## [TO DO]
Reproduce the material below line for line, without changing anything, and leave the pictures out.

** START PROVIDED MATERIAL **

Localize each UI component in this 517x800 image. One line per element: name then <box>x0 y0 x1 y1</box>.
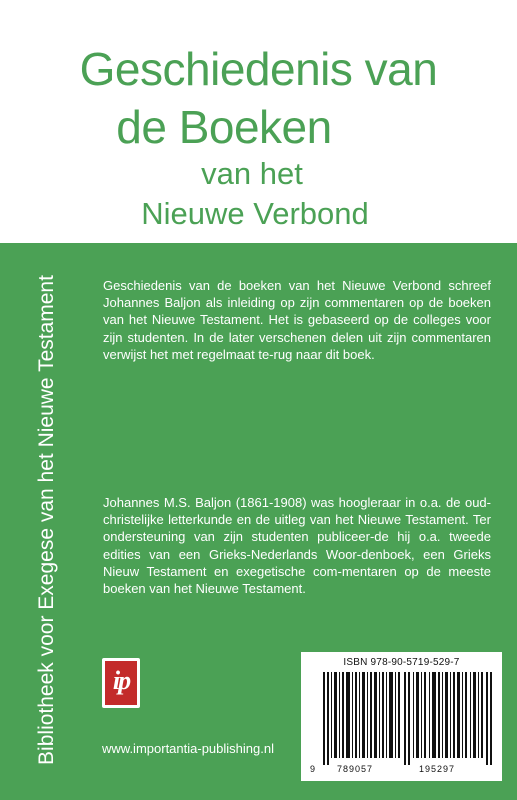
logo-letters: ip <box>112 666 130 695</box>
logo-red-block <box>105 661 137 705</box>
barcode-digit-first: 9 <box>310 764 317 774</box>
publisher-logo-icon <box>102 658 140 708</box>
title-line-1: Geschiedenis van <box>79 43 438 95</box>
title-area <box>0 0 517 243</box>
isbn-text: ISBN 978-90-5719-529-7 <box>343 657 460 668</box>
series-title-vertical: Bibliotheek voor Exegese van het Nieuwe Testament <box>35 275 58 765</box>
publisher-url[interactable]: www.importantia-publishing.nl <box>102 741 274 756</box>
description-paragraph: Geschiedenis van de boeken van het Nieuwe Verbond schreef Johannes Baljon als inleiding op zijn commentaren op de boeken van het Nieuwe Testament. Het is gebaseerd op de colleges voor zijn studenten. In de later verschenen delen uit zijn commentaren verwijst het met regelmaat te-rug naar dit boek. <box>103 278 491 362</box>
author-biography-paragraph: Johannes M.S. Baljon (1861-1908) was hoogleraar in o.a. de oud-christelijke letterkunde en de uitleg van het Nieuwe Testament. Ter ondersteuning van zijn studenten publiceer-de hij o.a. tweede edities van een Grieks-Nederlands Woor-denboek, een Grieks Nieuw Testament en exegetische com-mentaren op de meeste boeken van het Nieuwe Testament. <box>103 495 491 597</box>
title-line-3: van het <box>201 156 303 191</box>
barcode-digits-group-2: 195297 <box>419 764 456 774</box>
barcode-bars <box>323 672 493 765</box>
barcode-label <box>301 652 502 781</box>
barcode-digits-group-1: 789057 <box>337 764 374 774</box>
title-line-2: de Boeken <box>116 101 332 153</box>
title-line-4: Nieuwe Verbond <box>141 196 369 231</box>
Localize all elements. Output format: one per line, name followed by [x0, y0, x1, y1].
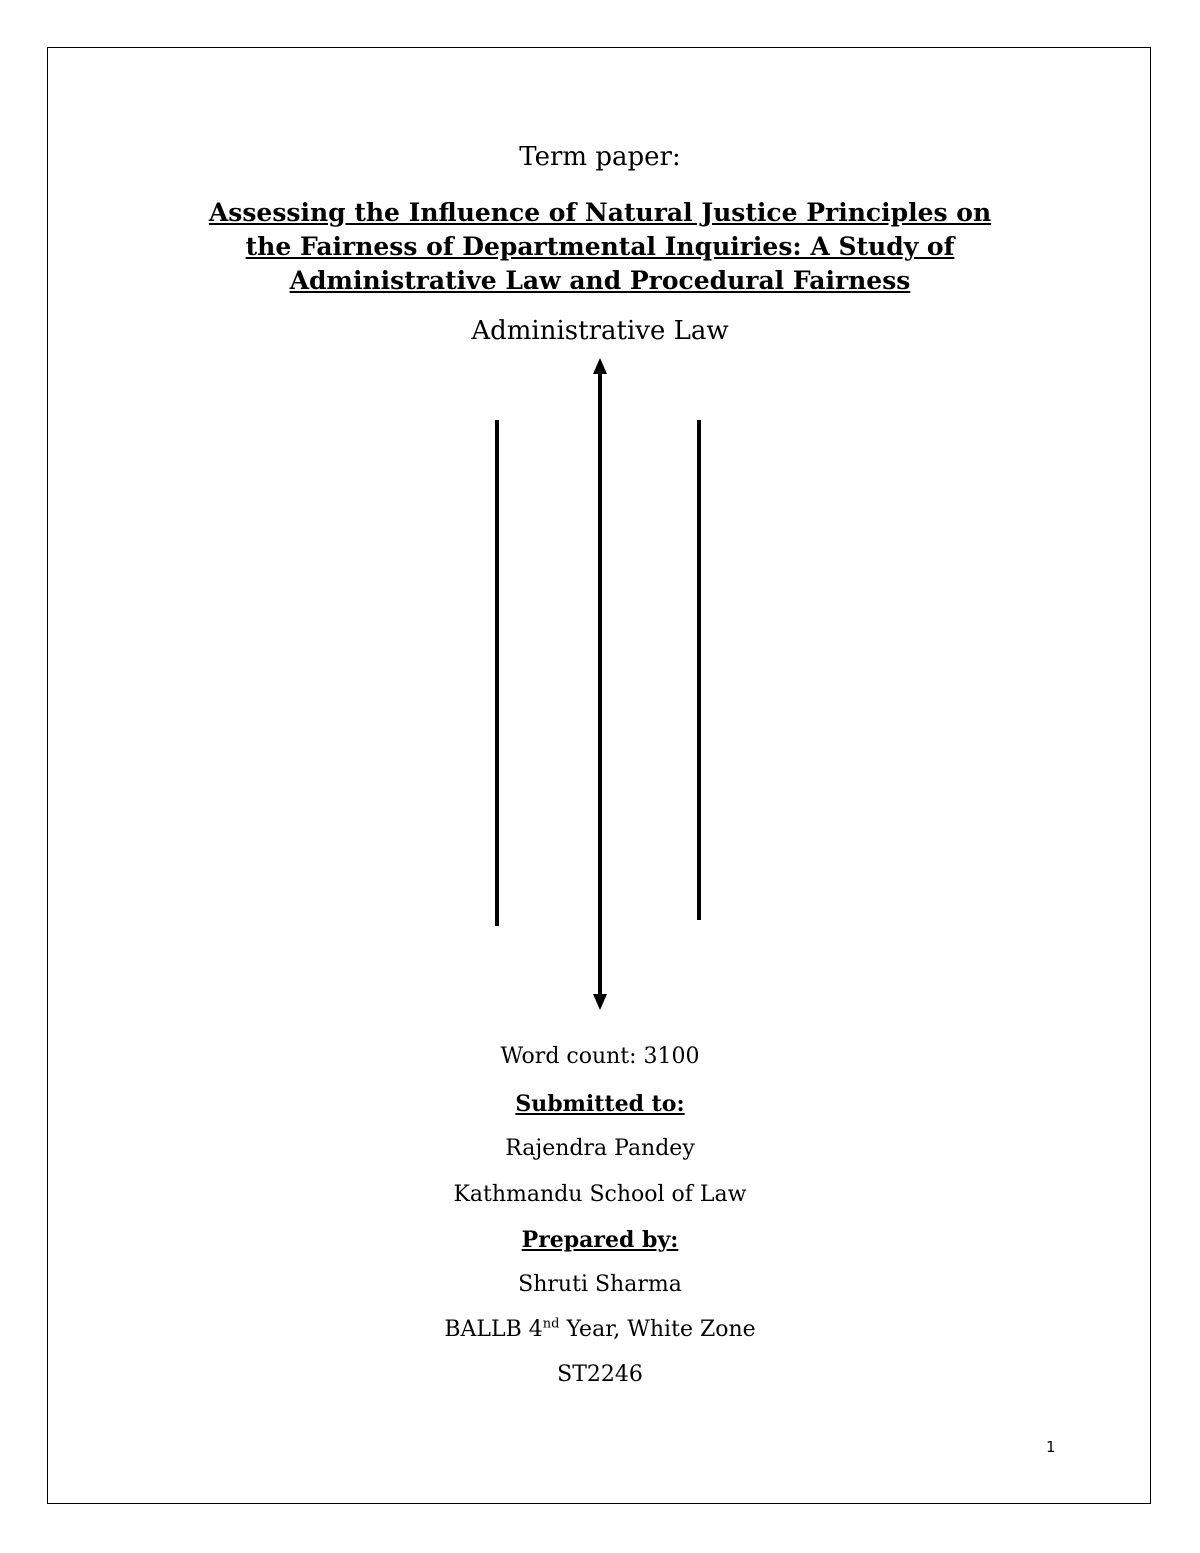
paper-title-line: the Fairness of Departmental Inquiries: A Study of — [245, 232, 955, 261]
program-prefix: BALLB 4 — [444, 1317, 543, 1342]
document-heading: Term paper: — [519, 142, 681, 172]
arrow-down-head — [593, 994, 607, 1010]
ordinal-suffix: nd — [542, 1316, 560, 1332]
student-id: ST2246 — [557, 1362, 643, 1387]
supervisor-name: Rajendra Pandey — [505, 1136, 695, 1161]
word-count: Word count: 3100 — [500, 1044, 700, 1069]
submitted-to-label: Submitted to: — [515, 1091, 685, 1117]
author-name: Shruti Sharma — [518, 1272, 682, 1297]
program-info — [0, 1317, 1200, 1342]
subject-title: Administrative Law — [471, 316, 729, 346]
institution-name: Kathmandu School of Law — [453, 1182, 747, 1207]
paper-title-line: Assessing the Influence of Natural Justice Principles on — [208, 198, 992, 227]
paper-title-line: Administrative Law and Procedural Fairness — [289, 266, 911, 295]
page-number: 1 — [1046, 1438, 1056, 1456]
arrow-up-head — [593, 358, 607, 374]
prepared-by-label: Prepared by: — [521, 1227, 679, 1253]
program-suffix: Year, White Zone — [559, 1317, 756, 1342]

** END PROVIDED MATERIAL **

## [TASK SOLUTION]
Localize each UI component in this 517x800 image. One line per element: name then <box>x0 y0 x1 y1</box>.
logo-letters: ip <box>112 666 130 695</box>
logo-red-block <box>105 661 137 705</box>
barcode-digit-first: 9 <box>310 764 317 774</box>
publisher-logo-icon <box>102 658 140 708</box>
title-line-1: Geschiedenis van <box>79 43 438 95</box>
title-area <box>0 0 517 243</box>
isbn-text: ISBN 978-90-5719-529-7 <box>343 657 460 668</box>
series-title-vertical: Bibliotheek voor Exegese van het Nieuwe Testament <box>35 275 58 765</box>
publisher-url[interactable]: www.importantia-publishing.nl <box>102 741 274 756</box>
description-paragraph: Geschiedenis van de boeken van het Nieuwe Verbond schreef Johannes Baljon als inleiding op zijn commentaren op de boeken van het Nieuwe Testament. Het is gebaseerd op de colleges voor zijn studenten. In de later verschenen delen uit zijn commentaren verwijst het met regelmaat te-rug naar dit boek. <box>103 278 491 362</box>
author-biography-paragraph: Johannes M.S. Baljon (1861-1908) was hoogleraar in o.a. de oud-christelijke letterkunde en de uitleg van het Nieuwe Testament. Ter ondersteuning van zijn studenten publiceer-de hij o.a. tweede edities van een Grieks-Nederlands Woor-denboek, een Grieks Nieuw Testament en exegetische com-mentaren op de meeste boeken van het Nieuwe Testament. <box>103 495 491 597</box>
title-line-3: van het <box>201 156 303 191</box>
barcode-digits-group-2: 195297 <box>419 764 456 774</box>
barcode-bars <box>323 672 493 765</box>
barcode-label <box>301 652 502 781</box>
barcode-digits-group-1: 789057 <box>337 764 374 774</box>
title-line-2: de Boeken <box>116 101 332 153</box>
title-line-4: Nieuwe Verbond <box>141 196 369 231</box>
Localize all elements. Output format: one per line, name followed by [x0, y0, x1, y1].
paper-title-line: the Fairness of Departmental Inquiries: A Study of — [245, 232, 955, 261]
program-prefix: BALLB 4 — [444, 1317, 543, 1342]
document-heading: Term paper: — [519, 142, 681, 172]
arrow-down-head — [593, 994, 607, 1010]
ordinal-suffix: nd — [542, 1316, 560, 1332]
student-id: ST2246 — [557, 1362, 643, 1387]
supervisor-name: Rajendra Pandey — [505, 1136, 695, 1161]
word-count: Word count: 3100 — [500, 1044, 700, 1069]
submitted-to-label: Submitted to: — [515, 1091, 685, 1117]
author-name: Shruti Sharma — [518, 1272, 682, 1297]
program-info — [0, 1317, 1200, 1342]
subject-title: Administrative Law — [471, 316, 729, 346]
institution-name: Kathmandu School of Law — [453, 1182, 747, 1207]
paper-title-line: Assessing the Influence of Natural Justice Principles on — [208, 198, 992, 227]
paper-title-line: Administrative Law and Procedural Fairness — [289, 266, 911, 295]
page-number: 1 — [1046, 1438, 1056, 1456]
arrow-up-head — [593, 358, 607, 374]
prepared-by-label: Prepared by: — [521, 1227, 679, 1253]
program-suffix: Year, White Zone — [559, 1317, 756, 1342]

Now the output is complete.